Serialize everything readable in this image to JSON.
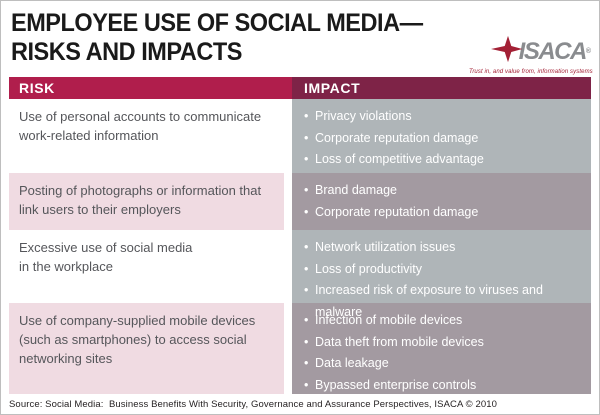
{
  "title": {
    "line1": "EMPLOYEE USE OF SOCIAL MEDIA—",
    "line2": "RISKS AND IMPACTS"
  },
  "logo": {
    "name": "ISACA",
    "registered": "®",
    "tagline": "Trust in, and value from, information systems"
  },
  "table": {
    "headers": {
      "risk": "RISK",
      "impact": "IMPACT"
    },
    "rows": [
      {
        "risk_lines": [
          "Use of personal accounts to communicate",
          "work-related information"
        ],
        "impacts": [
          "Privacy violations",
          "Corporate reputation damage",
          "Loss of competitive advantage"
        ]
      },
      {
        "risk_lines": [
          "Posting of photographs or information that",
          "link users to their employers"
        ],
        "impacts": [
          "Brand damage",
          "Corporate reputation damage"
        ]
      },
      {
        "risk_lines": [
          "Excessive use of social media",
          "in the workplace"
        ],
        "impacts": [
          "Network utilization issues",
          "Loss of productivity",
          "Increased risk of exposure to viruses and malware"
        ]
      },
      {
        "risk_lines": [
          "Use of company-supplied mobile devices",
          "(such as smartphones) to access social",
          "networking sites"
        ],
        "impacts": [
          "Infection of mobile devices",
          "Data theft from mobile devices",
          "Data leakage",
          "Bypassed enterprise controls"
        ]
      }
    ]
  },
  "footer": {
    "source": "Source: Social Media:  Business Benefits With Security, Governance and Assurance Perspectives, ISACA © 2010"
  },
  "colors": {
    "risk_header": "#b01e4c",
    "impact_header": "#7e2347",
    "impact_cell_a": "#afb5b8",
    "impact_cell_b": "#a39aa1",
    "risk_cell_b": "#f0dbe2",
    "risk_text": "#55565a",
    "impact_text": "#ffffff",
    "title": "#1a1a1a",
    "logo_gray": "#8a8c8f",
    "logo_red": "#a32035",
    "footer": "#231f20",
    "page_border": "#bebebe"
  }
}
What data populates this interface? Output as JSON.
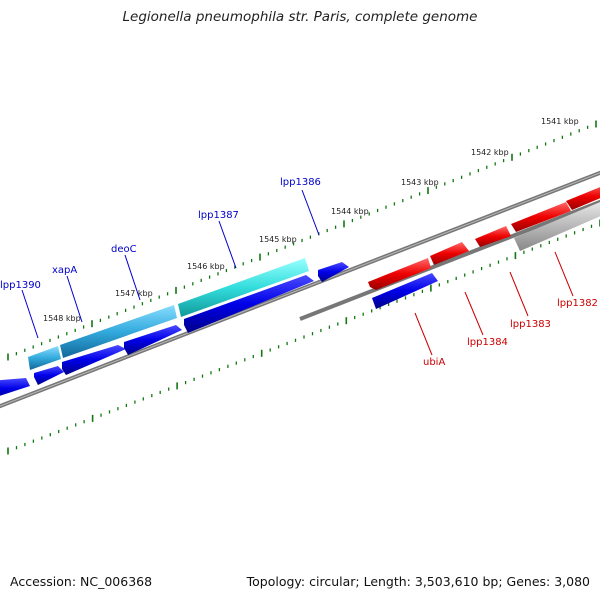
{
  "header": {
    "title": "Legionella pneumophila str. Paris, complete genome"
  },
  "footer": {
    "accession": "Accession: NC_006368",
    "summary": "Topology: circular; Length: 3,503,610 bp; Genes: 3,080"
  },
  "scale": {
    "kbp_labels": [
      "1548 kbp",
      "1547 kbp",
      "1546 kbp",
      "1545 kbp",
      "1544 kbp",
      "1543 kbp",
      "1542 kbp",
      "1541 kbp"
    ]
  },
  "genes": [
    {
      "id": "lpp1390",
      "label": "lpp1390",
      "color": "#0000cc"
    },
    {
      "id": "xapA",
      "label": "xapA",
      "color": "#0000cc"
    },
    {
      "id": "deoC",
      "label": "deoC",
      "color": "#0000cc"
    },
    {
      "id": "lpp1387",
      "label": "lpp1387",
      "color": "#0000cc"
    },
    {
      "id": "lpp1386",
      "label": "lpp1386",
      "color": "#0000cc"
    },
    {
      "id": "ubiA",
      "label": "ubiA",
      "color": "#cc0000"
    },
    {
      "id": "lpp1384",
      "label": "lpp1384",
      "color": "#cc0000"
    },
    {
      "id": "lpp1383",
      "label": "lpp1383",
      "color": "#cc0000"
    },
    {
      "id": "lpp1382",
      "label": "lpp1382",
      "color": "#cc0000"
    }
  ],
  "colors": {
    "forward_strand": "#0000e0",
    "reverse_strand": "#ee0000",
    "highlight_cyan": "#33dddd",
    "highlight_blue": "#33aadd",
    "grey_gene": "#bbbbbb",
    "ruler_tick": "#117711",
    "backbone": "#777777"
  }
}
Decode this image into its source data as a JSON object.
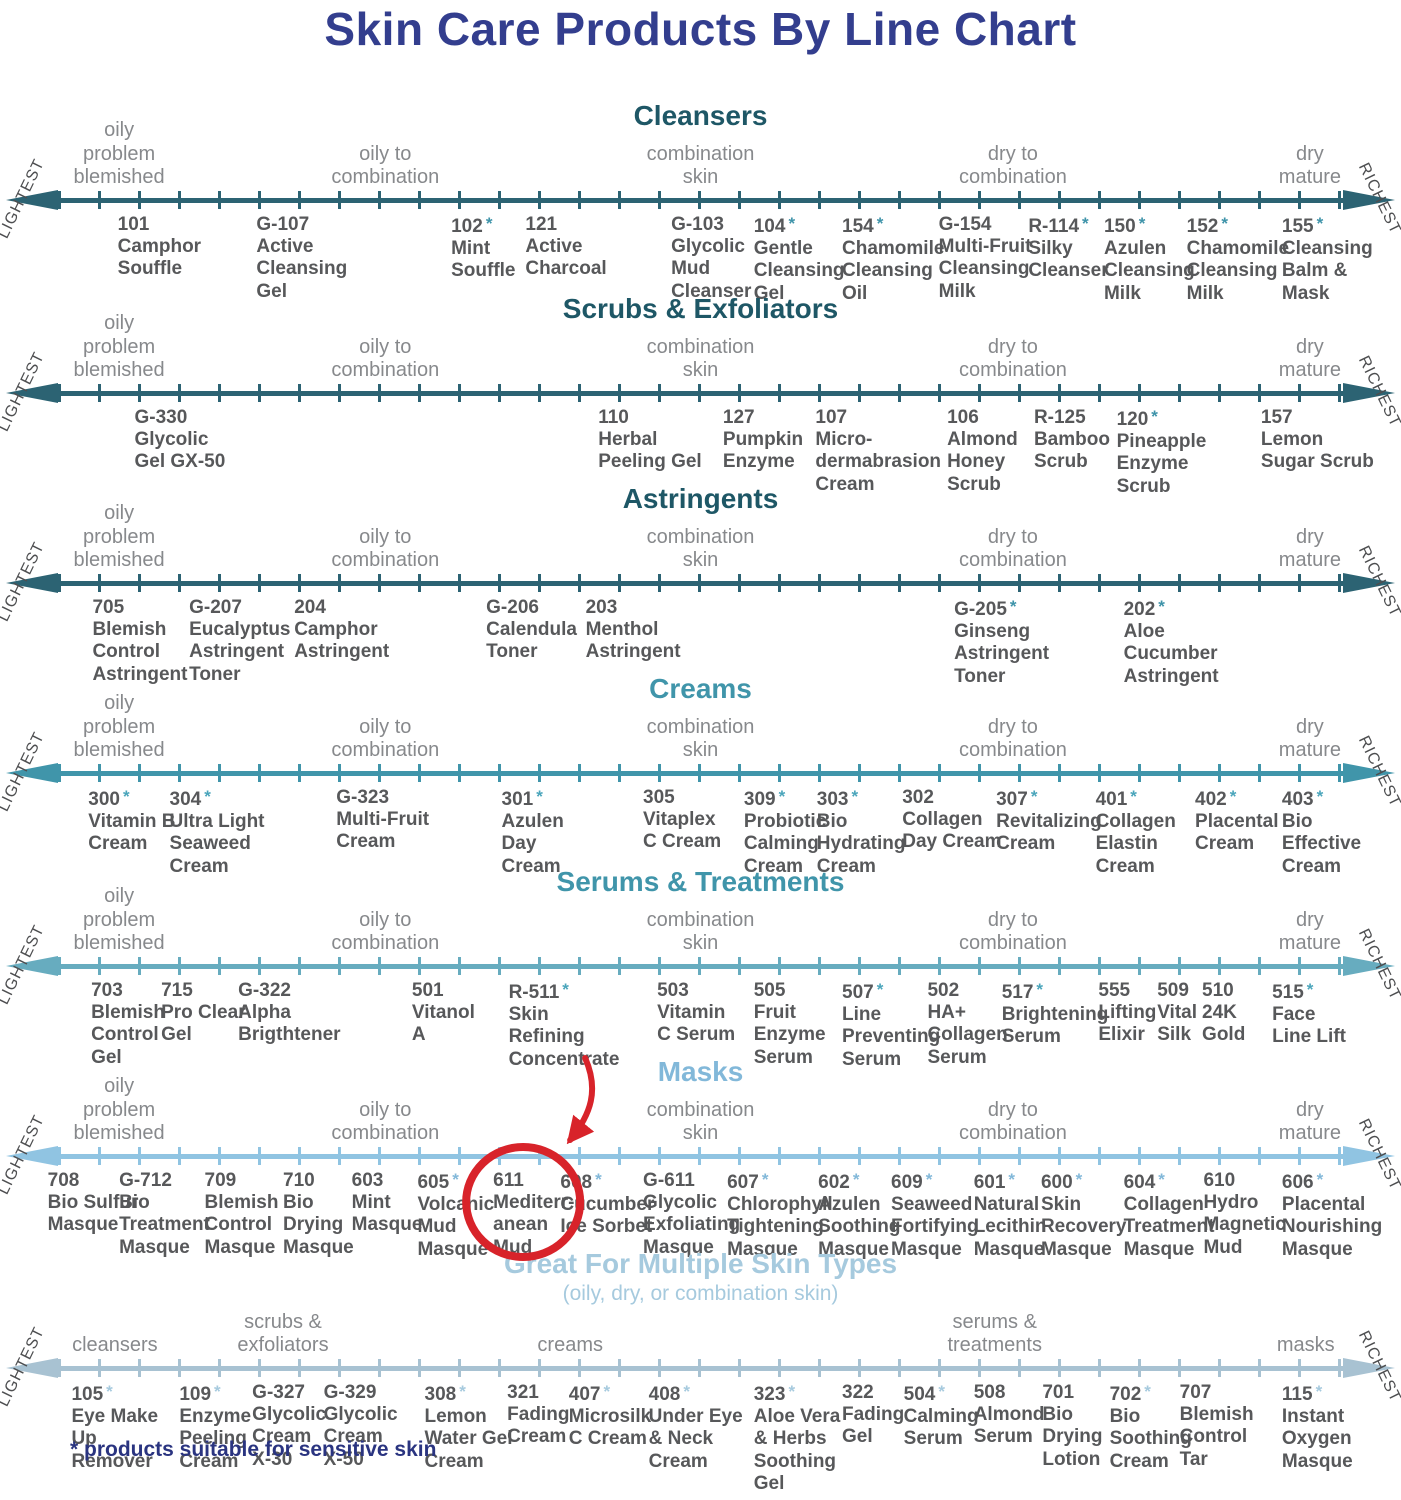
• • • • •
## Exercise
Determine the count of lines in the data that contain the string "this", and reply with that count alone.

## Solution
3